:: Data to use

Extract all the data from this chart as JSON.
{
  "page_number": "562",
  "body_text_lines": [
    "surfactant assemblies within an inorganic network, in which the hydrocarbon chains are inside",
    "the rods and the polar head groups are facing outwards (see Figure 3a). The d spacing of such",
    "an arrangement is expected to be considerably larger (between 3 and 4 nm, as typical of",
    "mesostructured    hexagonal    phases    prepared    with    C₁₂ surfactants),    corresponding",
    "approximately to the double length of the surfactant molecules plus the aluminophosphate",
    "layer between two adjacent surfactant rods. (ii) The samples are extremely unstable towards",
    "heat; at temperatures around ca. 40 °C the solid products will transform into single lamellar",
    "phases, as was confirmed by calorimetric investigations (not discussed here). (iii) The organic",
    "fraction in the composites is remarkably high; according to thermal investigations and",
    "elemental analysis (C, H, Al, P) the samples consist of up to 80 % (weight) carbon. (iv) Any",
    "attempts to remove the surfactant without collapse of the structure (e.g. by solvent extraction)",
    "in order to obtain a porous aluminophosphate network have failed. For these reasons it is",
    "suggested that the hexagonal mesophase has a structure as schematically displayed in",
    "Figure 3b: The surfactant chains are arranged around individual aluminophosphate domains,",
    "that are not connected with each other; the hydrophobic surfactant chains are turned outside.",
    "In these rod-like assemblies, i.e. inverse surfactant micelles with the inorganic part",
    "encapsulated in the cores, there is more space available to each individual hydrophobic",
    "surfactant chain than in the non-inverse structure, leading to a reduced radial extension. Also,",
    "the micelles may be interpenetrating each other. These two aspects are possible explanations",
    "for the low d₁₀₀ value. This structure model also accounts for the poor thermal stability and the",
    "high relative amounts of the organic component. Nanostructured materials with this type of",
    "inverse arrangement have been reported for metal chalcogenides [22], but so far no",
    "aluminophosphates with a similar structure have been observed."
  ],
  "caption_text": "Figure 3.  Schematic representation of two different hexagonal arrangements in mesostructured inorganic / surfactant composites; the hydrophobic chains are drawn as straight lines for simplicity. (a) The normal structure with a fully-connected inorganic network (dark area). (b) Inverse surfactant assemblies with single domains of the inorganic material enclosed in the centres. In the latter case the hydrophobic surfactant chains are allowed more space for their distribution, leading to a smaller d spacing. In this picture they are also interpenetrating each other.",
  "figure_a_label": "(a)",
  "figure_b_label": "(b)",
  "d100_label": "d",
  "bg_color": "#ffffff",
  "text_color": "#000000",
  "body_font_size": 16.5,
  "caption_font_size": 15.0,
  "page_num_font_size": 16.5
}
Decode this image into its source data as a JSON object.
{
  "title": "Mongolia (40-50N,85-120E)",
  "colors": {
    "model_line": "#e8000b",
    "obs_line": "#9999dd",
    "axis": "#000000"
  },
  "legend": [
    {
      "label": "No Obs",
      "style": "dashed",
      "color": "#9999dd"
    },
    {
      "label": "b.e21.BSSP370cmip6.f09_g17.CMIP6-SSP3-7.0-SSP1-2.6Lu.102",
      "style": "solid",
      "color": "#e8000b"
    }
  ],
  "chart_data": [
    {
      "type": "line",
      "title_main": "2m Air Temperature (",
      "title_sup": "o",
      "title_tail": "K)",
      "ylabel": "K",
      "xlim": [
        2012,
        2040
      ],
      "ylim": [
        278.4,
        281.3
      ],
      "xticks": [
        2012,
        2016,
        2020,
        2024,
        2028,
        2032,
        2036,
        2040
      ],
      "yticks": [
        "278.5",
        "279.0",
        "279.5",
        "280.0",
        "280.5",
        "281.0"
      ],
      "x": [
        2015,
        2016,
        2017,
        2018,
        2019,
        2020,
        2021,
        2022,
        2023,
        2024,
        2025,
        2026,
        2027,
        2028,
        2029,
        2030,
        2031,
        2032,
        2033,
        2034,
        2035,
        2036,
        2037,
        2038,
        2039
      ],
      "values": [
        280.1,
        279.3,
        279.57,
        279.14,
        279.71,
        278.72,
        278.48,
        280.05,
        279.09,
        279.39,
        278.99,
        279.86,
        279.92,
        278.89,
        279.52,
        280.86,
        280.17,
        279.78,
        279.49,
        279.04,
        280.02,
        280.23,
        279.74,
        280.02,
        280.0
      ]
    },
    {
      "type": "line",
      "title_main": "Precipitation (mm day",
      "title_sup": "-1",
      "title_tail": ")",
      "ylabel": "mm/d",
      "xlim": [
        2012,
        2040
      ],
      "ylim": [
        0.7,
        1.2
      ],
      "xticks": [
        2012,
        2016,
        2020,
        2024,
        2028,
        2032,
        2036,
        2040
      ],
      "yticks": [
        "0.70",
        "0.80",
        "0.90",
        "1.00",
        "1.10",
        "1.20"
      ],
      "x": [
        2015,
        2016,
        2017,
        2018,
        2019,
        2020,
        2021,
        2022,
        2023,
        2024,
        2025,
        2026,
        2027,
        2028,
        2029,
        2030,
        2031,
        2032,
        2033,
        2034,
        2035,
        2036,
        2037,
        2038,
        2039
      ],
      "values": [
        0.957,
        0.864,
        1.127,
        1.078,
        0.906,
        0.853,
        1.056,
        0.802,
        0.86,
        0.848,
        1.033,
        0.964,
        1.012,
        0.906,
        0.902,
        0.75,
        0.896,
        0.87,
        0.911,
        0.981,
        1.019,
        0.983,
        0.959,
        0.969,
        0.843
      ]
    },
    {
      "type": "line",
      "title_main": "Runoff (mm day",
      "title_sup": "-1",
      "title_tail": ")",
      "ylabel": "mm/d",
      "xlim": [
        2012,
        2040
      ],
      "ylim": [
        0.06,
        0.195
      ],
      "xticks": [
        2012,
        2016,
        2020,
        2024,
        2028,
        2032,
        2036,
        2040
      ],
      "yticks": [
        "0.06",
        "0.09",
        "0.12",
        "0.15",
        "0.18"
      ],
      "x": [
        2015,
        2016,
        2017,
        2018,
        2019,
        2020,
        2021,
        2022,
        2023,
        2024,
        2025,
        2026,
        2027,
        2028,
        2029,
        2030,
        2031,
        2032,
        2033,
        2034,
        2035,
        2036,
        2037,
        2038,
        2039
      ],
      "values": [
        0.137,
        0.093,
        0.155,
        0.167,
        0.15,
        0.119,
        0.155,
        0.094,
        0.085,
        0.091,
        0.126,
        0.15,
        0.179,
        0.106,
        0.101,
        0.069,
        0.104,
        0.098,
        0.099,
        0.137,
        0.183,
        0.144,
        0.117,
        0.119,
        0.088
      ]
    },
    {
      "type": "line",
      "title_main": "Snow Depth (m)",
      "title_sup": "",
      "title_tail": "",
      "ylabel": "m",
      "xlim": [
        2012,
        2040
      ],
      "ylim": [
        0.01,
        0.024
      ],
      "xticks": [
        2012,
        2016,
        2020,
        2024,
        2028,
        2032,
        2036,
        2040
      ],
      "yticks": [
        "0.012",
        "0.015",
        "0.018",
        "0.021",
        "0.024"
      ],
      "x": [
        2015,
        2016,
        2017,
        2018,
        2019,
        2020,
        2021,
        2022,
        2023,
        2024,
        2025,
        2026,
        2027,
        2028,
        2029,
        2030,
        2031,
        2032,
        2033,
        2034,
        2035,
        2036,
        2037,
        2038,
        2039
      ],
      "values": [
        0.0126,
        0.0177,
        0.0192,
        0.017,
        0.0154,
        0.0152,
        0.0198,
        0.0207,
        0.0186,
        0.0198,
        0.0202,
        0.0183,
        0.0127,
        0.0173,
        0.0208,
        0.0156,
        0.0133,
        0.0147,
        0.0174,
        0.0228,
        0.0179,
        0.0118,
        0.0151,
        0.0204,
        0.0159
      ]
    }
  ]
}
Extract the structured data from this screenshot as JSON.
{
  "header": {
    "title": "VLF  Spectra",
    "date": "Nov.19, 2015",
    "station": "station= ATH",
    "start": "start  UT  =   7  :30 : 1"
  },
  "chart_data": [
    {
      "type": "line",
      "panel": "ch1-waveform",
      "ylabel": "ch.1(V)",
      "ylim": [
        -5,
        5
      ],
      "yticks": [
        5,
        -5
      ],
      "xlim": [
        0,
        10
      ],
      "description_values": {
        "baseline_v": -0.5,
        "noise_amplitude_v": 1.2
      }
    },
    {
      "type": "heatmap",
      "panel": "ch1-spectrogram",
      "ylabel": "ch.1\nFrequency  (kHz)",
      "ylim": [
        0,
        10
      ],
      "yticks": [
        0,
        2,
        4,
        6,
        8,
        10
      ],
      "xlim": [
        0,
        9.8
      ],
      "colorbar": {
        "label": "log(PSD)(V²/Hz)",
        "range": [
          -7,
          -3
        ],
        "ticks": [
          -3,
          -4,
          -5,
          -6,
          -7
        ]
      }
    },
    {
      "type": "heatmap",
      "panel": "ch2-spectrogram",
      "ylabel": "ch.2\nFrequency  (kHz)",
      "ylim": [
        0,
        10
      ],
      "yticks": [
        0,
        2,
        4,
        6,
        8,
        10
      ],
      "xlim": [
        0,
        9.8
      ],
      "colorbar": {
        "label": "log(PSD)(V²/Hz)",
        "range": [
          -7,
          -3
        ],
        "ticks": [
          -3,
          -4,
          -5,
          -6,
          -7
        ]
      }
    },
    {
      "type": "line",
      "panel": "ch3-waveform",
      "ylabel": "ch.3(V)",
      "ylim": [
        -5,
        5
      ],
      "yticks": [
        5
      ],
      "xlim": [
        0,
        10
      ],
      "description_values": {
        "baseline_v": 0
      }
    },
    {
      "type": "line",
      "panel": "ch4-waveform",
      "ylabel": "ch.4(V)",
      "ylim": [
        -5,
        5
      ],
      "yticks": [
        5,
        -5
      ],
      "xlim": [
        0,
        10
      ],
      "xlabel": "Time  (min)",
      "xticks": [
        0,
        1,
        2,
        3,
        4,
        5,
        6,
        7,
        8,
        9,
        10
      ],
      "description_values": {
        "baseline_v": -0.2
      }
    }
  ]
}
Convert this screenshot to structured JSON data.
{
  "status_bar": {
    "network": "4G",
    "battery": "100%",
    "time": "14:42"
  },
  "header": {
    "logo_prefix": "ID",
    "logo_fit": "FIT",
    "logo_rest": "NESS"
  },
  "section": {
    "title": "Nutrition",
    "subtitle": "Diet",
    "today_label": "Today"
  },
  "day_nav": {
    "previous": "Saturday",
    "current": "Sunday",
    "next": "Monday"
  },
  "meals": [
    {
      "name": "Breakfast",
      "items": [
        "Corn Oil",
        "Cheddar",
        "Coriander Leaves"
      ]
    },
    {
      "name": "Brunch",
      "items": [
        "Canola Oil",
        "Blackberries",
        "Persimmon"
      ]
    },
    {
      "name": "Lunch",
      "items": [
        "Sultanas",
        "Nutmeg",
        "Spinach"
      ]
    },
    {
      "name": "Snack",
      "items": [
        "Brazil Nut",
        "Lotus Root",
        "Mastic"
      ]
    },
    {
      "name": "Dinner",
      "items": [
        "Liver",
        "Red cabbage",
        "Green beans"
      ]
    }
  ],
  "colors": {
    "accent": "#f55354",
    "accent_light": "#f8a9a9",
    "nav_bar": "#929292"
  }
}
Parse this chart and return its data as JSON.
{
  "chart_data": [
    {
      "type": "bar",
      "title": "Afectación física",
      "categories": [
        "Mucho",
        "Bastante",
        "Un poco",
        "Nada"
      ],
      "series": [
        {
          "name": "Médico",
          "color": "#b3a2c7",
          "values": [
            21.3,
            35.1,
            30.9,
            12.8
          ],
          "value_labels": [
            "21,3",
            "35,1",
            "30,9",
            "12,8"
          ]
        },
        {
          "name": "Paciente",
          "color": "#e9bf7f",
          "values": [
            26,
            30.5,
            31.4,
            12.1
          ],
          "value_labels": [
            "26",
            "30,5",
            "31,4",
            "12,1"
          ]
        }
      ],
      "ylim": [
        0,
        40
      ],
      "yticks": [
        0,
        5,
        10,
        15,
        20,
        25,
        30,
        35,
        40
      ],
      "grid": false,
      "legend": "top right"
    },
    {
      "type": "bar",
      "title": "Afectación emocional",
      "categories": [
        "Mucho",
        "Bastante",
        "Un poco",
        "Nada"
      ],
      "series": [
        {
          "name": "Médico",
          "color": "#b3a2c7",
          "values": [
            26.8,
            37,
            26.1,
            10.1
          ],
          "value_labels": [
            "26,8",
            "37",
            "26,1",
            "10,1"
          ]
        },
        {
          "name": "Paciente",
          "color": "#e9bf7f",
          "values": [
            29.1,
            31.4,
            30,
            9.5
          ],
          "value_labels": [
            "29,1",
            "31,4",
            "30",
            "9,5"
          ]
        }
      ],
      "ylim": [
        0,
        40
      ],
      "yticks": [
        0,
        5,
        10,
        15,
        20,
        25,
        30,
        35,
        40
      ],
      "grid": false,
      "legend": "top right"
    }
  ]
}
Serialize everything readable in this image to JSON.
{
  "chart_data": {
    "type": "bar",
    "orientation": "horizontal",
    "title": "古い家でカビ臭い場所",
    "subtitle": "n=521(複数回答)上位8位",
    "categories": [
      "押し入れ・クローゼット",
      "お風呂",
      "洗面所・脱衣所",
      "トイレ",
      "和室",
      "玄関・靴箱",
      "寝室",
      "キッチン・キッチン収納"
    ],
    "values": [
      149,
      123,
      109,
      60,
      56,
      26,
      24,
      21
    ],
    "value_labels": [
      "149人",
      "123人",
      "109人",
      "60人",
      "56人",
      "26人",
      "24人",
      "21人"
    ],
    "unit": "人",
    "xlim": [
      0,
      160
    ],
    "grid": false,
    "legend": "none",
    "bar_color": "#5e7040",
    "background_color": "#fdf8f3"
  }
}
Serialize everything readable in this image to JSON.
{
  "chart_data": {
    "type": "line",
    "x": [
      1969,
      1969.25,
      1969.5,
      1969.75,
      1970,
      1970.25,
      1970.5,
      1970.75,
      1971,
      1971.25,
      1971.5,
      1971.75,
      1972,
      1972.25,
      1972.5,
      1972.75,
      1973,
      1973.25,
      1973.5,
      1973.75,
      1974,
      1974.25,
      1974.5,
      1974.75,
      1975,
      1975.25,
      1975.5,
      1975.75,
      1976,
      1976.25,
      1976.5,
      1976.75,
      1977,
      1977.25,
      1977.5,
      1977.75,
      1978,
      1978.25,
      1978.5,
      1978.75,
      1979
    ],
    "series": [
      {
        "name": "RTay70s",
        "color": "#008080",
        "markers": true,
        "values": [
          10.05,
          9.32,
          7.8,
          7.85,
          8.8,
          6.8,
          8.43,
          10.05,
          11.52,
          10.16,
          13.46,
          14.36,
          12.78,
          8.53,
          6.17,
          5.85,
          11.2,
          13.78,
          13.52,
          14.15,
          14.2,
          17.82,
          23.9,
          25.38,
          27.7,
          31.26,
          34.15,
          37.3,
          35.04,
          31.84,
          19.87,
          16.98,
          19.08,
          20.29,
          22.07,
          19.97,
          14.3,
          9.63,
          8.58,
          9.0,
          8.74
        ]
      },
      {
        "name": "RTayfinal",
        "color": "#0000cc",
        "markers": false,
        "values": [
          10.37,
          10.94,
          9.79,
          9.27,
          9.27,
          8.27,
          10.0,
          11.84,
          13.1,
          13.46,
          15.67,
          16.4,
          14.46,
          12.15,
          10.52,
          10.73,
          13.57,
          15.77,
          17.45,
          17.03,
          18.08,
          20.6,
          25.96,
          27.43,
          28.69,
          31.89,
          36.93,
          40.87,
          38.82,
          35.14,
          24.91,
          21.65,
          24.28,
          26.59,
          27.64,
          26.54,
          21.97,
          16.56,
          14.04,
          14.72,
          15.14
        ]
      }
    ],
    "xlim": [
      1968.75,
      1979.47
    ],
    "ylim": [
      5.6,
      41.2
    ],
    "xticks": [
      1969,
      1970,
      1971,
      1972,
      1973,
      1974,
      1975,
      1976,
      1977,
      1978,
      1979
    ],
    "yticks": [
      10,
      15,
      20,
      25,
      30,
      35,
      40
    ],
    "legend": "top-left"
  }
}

::::

- The problem
How many lines in these entries contain the string "name"? State the number and nothing more.

- Answer to the exercise
11